MATERIALS PROVIDED.
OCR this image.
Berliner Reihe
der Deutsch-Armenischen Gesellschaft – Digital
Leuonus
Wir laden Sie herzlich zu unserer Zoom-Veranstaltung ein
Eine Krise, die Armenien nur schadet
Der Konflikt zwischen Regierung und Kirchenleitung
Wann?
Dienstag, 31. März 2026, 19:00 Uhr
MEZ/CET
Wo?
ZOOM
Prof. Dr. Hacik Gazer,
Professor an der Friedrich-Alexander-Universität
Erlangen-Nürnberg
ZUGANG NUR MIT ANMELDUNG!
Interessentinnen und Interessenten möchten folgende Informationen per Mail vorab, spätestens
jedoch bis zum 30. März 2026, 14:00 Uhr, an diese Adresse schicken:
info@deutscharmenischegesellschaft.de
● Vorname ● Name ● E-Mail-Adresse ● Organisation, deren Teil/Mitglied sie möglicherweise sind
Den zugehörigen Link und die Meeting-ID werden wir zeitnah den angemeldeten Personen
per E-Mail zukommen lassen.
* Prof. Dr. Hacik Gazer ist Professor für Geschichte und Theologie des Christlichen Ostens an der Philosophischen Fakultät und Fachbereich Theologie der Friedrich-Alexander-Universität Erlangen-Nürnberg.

* * *

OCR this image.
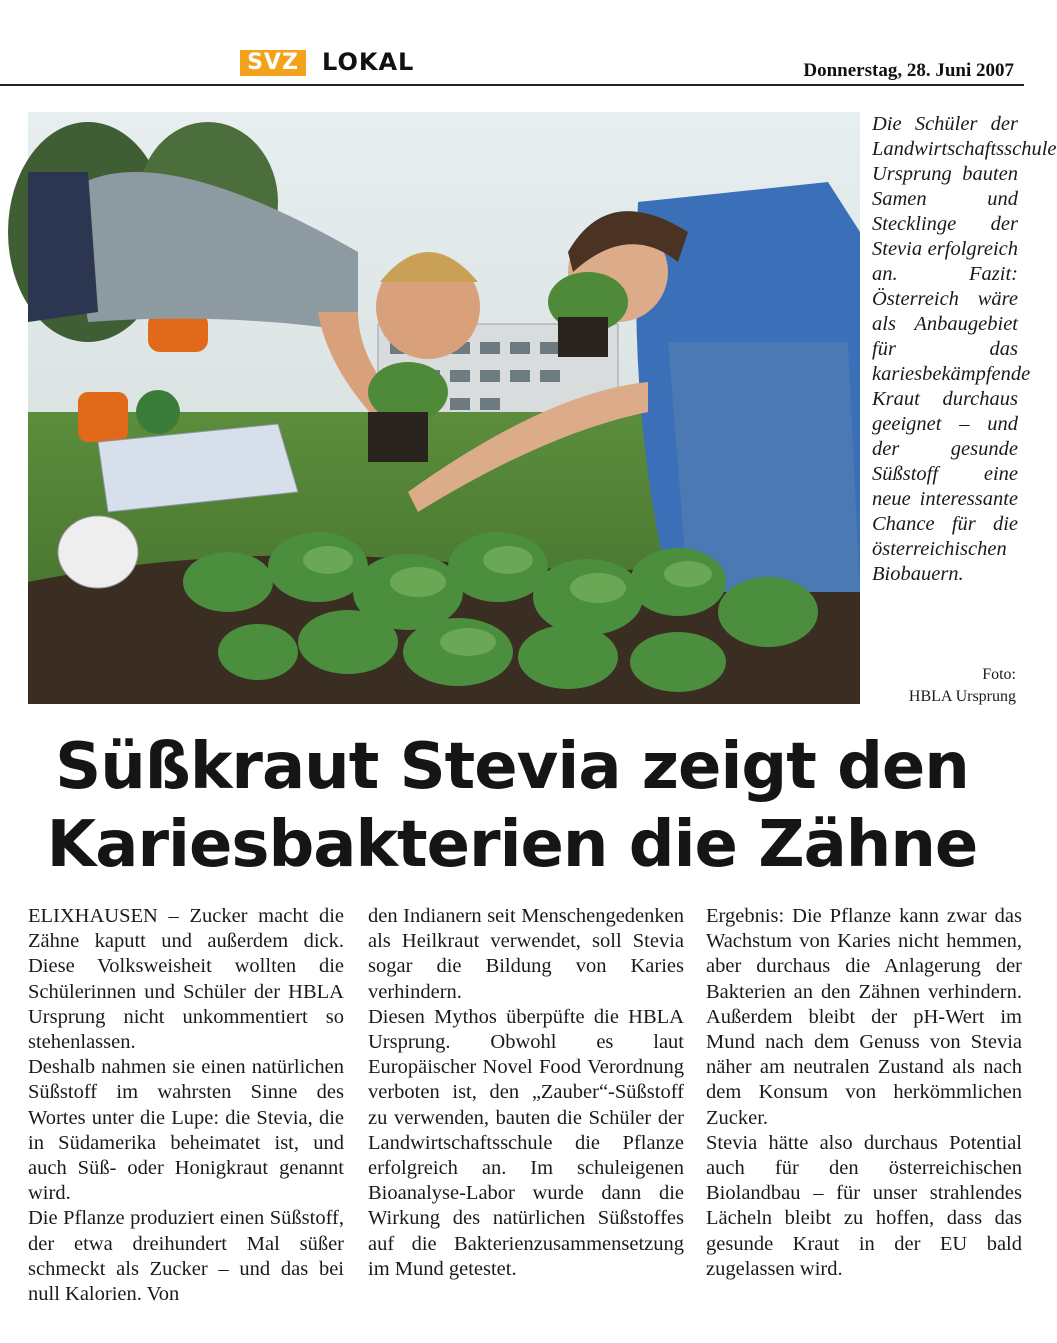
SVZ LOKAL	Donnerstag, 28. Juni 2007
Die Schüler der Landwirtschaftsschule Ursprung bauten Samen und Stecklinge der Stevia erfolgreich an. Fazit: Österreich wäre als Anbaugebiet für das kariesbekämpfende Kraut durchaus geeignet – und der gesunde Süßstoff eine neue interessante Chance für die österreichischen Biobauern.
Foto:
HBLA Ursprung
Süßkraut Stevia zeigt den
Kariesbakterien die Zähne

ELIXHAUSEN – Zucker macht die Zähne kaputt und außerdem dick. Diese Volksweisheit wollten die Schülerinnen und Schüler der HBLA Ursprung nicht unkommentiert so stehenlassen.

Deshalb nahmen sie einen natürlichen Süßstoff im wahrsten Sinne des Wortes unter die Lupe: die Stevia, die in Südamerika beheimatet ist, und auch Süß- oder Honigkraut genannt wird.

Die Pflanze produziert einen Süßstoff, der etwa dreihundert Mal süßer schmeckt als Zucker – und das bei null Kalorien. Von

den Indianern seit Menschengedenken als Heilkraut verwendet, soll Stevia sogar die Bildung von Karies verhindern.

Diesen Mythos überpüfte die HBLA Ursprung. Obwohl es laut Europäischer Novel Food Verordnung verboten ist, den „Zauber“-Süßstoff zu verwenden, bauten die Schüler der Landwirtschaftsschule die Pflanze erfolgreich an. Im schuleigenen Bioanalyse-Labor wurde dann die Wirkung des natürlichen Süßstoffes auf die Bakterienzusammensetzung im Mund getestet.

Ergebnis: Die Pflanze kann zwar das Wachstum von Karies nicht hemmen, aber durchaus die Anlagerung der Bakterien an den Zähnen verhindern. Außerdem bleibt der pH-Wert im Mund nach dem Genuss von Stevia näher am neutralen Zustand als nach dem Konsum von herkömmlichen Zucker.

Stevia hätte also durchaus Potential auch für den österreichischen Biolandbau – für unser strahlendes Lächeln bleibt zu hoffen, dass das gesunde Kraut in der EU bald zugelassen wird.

EXERCISE BRIEF. From the listing, copy every line where the string "Mail" appears.

SOLUTION TO THIS PROBLEM.
Interessentinnen und Interessenten möchten folgende Informationen per Mail vorab, spätestens
● Vorname ● Name ● E-Mail-Adresse ● Organisation, deren Teil/Mitglied sie möglicherweise sind
per E-Mail zukommen lassen.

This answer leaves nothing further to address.